== Exercise description ==
Below are some entries. Copy each line that holds the string "Partially".

### Exercise material ###

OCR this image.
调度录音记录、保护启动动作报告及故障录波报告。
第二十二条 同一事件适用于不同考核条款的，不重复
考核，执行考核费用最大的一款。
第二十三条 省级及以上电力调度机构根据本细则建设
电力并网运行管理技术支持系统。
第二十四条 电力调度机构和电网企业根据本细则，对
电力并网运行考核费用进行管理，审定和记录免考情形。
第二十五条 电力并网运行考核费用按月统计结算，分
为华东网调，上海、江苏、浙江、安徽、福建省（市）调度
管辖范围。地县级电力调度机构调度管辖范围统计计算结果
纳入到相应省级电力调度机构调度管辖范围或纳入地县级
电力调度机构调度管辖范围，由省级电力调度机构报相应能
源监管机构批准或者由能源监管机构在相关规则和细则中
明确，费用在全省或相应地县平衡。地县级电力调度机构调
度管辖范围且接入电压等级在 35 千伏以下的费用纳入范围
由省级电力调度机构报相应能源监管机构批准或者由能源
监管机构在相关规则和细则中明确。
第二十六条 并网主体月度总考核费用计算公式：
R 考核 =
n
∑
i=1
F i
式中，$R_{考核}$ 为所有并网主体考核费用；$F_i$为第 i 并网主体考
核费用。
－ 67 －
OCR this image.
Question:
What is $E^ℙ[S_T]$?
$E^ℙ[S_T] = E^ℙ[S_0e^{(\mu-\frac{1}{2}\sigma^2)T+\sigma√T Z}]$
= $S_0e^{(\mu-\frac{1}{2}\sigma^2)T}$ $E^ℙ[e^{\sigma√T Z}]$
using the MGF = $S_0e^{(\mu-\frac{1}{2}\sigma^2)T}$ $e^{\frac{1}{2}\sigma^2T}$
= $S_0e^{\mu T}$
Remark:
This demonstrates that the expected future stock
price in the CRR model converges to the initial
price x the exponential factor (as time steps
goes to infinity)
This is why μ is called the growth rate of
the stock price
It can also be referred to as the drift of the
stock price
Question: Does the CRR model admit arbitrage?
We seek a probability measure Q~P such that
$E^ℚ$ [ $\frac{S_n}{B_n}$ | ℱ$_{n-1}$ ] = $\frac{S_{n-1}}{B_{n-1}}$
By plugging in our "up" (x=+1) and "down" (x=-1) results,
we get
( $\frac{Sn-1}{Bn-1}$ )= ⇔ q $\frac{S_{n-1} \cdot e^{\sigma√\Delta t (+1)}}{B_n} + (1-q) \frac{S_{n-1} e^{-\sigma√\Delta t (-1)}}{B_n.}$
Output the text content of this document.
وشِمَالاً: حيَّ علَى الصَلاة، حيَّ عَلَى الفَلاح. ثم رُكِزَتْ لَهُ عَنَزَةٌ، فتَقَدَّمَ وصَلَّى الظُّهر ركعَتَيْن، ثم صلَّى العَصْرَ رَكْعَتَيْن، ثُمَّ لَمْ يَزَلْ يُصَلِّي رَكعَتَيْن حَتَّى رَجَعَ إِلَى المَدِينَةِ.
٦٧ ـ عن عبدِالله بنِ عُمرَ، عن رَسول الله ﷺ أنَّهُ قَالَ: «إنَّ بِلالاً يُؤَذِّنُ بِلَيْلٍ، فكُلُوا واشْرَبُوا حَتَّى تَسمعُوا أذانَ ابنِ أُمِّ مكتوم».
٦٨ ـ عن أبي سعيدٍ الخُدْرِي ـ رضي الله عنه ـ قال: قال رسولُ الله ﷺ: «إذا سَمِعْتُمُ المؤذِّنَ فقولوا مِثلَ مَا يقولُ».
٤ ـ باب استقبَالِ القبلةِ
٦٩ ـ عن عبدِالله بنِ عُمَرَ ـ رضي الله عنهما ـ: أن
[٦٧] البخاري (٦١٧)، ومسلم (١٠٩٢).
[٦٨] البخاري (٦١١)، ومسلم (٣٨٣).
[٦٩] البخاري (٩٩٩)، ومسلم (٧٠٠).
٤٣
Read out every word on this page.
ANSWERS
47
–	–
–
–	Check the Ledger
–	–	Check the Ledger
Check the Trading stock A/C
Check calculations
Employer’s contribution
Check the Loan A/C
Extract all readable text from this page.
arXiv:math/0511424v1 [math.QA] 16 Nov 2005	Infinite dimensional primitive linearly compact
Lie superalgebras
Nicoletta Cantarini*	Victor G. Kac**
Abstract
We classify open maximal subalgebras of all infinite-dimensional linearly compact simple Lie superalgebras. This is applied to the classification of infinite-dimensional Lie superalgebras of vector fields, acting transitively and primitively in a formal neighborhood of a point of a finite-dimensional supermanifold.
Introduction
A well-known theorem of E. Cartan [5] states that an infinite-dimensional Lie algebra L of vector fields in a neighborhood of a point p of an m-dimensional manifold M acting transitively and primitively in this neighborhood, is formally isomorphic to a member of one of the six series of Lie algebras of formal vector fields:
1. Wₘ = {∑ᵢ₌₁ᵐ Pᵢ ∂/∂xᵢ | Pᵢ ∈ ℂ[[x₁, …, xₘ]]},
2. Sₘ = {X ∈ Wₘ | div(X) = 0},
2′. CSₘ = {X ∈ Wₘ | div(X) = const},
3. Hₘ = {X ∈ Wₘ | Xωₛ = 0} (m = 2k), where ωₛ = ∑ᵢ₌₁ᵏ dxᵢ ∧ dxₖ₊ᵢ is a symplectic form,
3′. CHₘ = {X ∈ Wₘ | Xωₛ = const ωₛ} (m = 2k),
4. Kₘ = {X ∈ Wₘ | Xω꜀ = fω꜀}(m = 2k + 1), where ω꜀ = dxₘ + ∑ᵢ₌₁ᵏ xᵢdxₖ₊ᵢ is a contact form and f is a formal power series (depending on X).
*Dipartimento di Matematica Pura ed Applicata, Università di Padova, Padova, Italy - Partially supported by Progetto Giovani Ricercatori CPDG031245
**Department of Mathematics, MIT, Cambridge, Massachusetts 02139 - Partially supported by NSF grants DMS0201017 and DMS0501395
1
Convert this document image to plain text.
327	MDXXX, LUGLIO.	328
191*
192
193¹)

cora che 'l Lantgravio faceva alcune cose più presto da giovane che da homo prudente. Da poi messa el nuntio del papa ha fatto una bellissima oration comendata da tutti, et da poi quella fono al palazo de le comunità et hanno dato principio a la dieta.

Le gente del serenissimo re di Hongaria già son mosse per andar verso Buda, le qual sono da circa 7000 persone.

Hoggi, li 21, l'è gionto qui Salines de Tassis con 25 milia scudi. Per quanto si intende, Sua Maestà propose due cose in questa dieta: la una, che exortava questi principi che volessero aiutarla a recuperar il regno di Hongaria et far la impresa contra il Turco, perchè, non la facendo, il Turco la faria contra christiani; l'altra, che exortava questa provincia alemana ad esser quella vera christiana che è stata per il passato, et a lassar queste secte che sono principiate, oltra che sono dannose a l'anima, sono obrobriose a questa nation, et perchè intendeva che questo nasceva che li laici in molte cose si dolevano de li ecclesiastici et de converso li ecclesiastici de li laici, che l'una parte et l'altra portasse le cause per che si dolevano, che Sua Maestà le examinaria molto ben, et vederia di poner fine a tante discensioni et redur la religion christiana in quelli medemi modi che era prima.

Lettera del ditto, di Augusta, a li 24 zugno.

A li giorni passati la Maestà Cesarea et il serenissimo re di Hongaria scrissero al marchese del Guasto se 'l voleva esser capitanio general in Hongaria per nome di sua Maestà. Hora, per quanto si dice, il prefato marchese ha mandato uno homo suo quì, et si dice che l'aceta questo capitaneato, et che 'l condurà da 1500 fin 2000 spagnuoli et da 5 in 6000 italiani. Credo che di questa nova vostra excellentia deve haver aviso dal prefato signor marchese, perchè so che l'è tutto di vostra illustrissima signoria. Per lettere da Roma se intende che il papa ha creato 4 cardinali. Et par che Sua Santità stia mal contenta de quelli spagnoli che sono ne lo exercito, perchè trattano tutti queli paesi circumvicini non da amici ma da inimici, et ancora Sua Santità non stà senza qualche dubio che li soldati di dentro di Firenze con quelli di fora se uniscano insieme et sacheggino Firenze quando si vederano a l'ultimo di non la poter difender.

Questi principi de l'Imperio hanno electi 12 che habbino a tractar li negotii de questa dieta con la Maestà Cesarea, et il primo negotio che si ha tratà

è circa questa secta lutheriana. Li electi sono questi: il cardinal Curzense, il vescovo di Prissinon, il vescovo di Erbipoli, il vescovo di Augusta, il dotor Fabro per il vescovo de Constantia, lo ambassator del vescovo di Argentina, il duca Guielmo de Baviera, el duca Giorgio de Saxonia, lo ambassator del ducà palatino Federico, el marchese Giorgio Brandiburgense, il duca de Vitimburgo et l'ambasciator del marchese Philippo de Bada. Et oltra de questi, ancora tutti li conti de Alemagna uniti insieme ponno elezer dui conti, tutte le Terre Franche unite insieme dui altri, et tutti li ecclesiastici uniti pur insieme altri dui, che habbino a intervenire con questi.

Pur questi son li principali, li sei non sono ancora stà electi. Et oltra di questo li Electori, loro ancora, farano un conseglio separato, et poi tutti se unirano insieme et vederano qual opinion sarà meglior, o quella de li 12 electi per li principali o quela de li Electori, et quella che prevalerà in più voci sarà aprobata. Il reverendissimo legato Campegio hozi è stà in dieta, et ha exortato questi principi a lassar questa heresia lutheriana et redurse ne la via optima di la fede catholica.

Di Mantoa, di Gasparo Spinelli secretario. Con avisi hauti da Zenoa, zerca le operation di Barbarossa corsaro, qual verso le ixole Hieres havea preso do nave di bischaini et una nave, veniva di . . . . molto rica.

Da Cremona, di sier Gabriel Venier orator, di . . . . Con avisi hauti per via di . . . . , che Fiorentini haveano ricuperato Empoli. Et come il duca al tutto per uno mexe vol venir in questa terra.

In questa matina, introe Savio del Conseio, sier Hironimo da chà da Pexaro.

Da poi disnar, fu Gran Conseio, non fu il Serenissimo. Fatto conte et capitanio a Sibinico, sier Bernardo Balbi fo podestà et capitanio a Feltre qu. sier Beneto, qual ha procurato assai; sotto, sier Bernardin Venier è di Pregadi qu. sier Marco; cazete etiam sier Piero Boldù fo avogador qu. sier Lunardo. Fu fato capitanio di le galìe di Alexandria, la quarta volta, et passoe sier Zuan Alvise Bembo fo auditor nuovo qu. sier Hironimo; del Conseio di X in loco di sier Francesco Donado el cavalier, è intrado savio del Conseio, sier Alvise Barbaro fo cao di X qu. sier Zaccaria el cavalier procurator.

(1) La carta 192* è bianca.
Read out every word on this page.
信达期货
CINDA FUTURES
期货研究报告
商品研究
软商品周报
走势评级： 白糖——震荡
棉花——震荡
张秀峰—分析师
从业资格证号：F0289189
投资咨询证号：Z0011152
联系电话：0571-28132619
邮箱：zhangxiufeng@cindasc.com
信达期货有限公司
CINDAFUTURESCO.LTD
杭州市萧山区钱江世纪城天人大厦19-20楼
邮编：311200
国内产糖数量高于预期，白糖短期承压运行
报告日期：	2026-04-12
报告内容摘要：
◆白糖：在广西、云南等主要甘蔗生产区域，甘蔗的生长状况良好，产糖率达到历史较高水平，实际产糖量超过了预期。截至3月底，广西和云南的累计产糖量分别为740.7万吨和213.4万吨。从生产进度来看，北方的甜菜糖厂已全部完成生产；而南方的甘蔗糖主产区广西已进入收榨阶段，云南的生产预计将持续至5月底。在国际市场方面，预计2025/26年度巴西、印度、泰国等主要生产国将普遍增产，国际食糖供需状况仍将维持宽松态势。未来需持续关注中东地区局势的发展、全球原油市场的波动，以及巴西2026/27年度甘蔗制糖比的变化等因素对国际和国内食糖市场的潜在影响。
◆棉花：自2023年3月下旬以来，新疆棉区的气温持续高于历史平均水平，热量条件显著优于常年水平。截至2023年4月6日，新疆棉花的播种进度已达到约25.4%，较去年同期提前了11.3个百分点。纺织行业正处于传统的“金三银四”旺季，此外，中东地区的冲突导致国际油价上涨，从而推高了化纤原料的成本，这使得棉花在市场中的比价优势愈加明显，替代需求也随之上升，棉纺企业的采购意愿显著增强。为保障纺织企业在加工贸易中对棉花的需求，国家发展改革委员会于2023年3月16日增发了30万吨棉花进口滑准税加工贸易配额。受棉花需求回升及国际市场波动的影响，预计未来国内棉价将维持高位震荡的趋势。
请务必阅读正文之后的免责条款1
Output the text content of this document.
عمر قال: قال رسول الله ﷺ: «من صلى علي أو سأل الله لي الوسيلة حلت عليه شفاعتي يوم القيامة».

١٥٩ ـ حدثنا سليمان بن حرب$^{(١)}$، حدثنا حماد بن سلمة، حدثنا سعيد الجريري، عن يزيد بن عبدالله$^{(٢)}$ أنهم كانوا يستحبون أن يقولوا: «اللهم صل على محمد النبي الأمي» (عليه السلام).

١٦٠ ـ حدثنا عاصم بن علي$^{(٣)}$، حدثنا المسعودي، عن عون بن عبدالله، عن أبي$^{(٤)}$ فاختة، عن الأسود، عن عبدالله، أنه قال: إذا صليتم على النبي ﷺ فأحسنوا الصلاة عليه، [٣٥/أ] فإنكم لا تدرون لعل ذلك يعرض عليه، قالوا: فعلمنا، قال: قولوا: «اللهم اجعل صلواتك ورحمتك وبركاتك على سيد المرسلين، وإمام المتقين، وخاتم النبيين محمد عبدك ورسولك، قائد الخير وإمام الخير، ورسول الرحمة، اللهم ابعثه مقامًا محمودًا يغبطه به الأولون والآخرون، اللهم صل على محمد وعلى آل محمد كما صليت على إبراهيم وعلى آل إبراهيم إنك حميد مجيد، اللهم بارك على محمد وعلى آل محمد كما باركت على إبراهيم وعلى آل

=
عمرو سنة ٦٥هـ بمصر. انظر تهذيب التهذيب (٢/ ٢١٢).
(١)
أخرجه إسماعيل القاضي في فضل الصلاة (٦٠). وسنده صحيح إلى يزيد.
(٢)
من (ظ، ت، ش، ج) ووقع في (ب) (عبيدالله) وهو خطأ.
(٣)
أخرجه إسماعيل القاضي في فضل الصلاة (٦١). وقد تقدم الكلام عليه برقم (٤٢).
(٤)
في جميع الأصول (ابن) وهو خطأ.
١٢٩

###

== Result of this exercise ==
*Dipartimento di Matematica Pura ed Applicata, Università di Padova, Padova, Italy - Partially supported by Progetto Giovani Ricercatori CPDG031245
**Department of Mathematics, MIT, Cambridge, Massachusetts 02139 - Partially supported by NSF grants DMS0201017 and DMS0501395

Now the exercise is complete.